* Start *

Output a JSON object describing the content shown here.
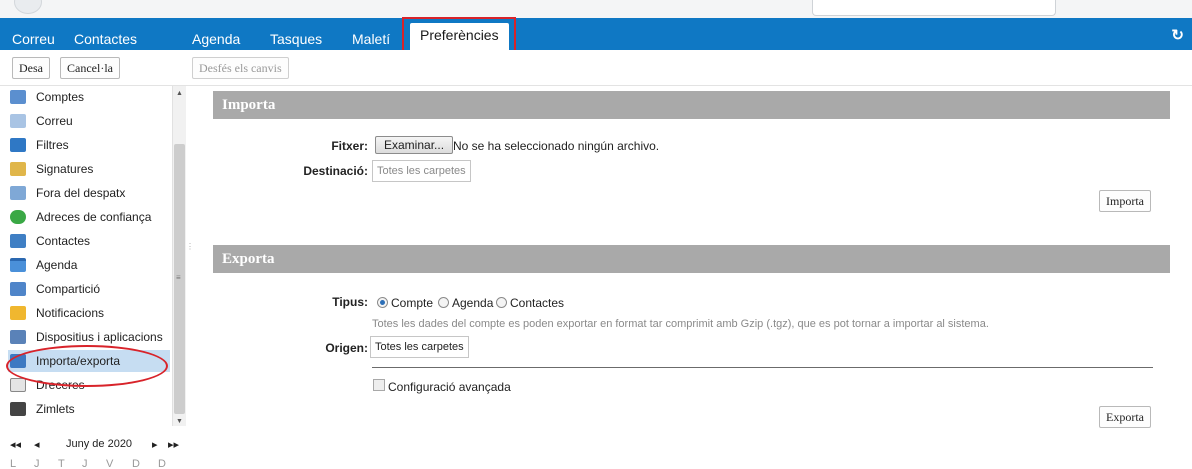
{
  "tabs": [
    {
      "label": "Correu"
    },
    {
      "label": "Contactes"
    },
    {
      "label": "Agenda"
    },
    {
      "label": "Tasques"
    },
    {
      "label": "Maletí"
    },
    {
      "label": "Preferències",
      "active": true
    }
  ],
  "toolbar": {
    "save_label": "Desa",
    "cancel_label": "Cancel·la",
    "undo_label": "Desfés els canvis"
  },
  "sidebar": {
    "items": [
      {
        "label": "Comptes",
        "icon": "accounts-icon"
      },
      {
        "label": "Correu",
        "icon": "mail-icon"
      },
      {
        "label": "Filtres",
        "icon": "filter-icon"
      },
      {
        "label": "Signatures",
        "icon": "signature-icon"
      },
      {
        "label": "Fora del despatx",
        "icon": "out-of-office-icon"
      },
      {
        "label": "Adreces de confiança",
        "icon": "shield-icon"
      },
      {
        "label": "Contactes",
        "icon": "contact-icon"
      },
      {
        "label": "Agenda",
        "icon": "calendar-icon"
      },
      {
        "label": "Compartició",
        "icon": "share-icon"
      },
      {
        "label": "Notificacions",
        "icon": "bell-icon"
      },
      {
        "label": "Dispositius i aplicacions",
        "icon": "device-icon"
      },
      {
        "label": "Importa/exporta",
        "icon": "import-export-icon",
        "selected": true
      },
      {
        "label": "Dreceres",
        "icon": "shortcut-icon"
      },
      {
        "label": "Zimlets",
        "icon": "zimlet-icon"
      }
    ],
    "calendar": {
      "month_label": "Juny de 2020",
      "weekdays": [
        "L",
        "J",
        "T",
        "J",
        "V",
        "D",
        "D"
      ]
    }
  },
  "import": {
    "title": "Importa",
    "file_label": "Fitxer:",
    "browse_label": "Examinar...",
    "no_file_text": "No se ha seleccionado ningún archivo.",
    "dest_label": "Destinació:",
    "dest_value": "Totes les carpetes",
    "button_label": "Importa"
  },
  "export": {
    "title": "Exporta",
    "type_label": "Tipus:",
    "options": [
      "Compte",
      "Agenda",
      "Contactes"
    ],
    "selected_option": "Compte",
    "hint": "Totes les dades del compte es poden exportar en format tar comprimit amb Gzip (.tgz), que es pot tornar a importar al sistema.",
    "origin_label": "Origen:",
    "origin_value": "Totes les carpetes",
    "advanced_label": "Configuració avançada",
    "button_label": "Exporta"
  },
  "colors": {
    "tabbar": "#0f78c4",
    "section_header": "#a9a9a9",
    "selection": "#c6ddf2",
    "annotation": "#d8232a"
  }
}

* End *

YOUR OBJECTIVE:
Your task is to repeat the material above exactly, without its pictures.

EXPECTED ANSWER:
Output a JSON object describing the content shown here.
{
  "tabs": [
    {
      "label": "Correu"
    },
    {
      "label": "Contactes"
    },
    {
      "label": "Agenda"
    },
    {
      "label": "Tasques"
    },
    {
      "label": "Maletí"
    },
    {
      "label": "Preferències",
      "active": true
    }
  ],
  "toolbar": {
    "save_label": "Desa",
    "cancel_label": "Cancel·la",
    "undo_label": "Desfés els canvis"
  },
  "sidebar": {
    "items": [
      {
        "label": "Comptes",
        "icon": "accounts-icon"
      },
      {
        "label": "Correu",
        "icon": "mail-icon"
      },
      {
        "label": "Filtres",
        "icon": "filter-icon"
      },
      {
        "label": "Signatures",
        "icon": "signature-icon"
      },
      {
        "label": "Fora del despatx",
        "icon": "out-of-office-icon"
      },
      {
        "label": "Adreces de confiança",
        "icon": "shield-icon"
      },
      {
        "label": "Contactes",
        "icon": "contact-icon"
      },
      {
        "label": "Agenda",
        "icon": "calendar-icon"
      },
      {
        "label": "Compartició",
        "icon": "share-icon"
      },
      {
        "label": "Notificacions",
        "icon": "bell-icon"
      },
      {
        "label": "Dispositius i aplicacions",
        "icon": "device-icon"
      },
      {
        "label": "Importa/exporta",
        "icon": "import-export-icon",
        "selected": true
      },
      {
        "label": "Dreceres",
        "icon": "shortcut-icon"
      },
      {
        "label": "Zimlets",
        "icon": "zimlet-icon"
      }
    ],
    "calendar": {
      "month_label": "Juny de 2020",
      "weekdays": [
        "L",
        "J",
        "T",
        "J",
        "V",
        "D",
        "D"
      ]
    }
  },
  "import": {
    "title": "Importa",
    "file_label": "Fitxer:",
    "browse_label": "Examinar...",
    "no_file_text": "No se ha seleccionado ningún archivo.",
    "dest_label": "Destinació:",
    "dest_value": "Totes les carpetes",
    "button_label": "Importa"
  },
  "export": {
    "title": "Exporta",
    "type_label": "Tipus:",
    "options": [
      "Compte",
      "Agenda",
      "Contactes"
    ],
    "selected_option": "Compte",
    "hint": "Totes les dades del compte es poden exportar en format tar comprimit amb Gzip (.tgz), que es pot tornar a importar al sistema.",
    "origin_label": "Origen:",
    "origin_value": "Totes les carpetes",
    "advanced_label": "Configuració avançada",
    "button_label": "Exporta"
  },
  "colors": {
    "tabbar": "#0f78c4",
    "section_header": "#a9a9a9",
    "selection": "#c6ddf2",
    "annotation": "#d8232a"
  }
}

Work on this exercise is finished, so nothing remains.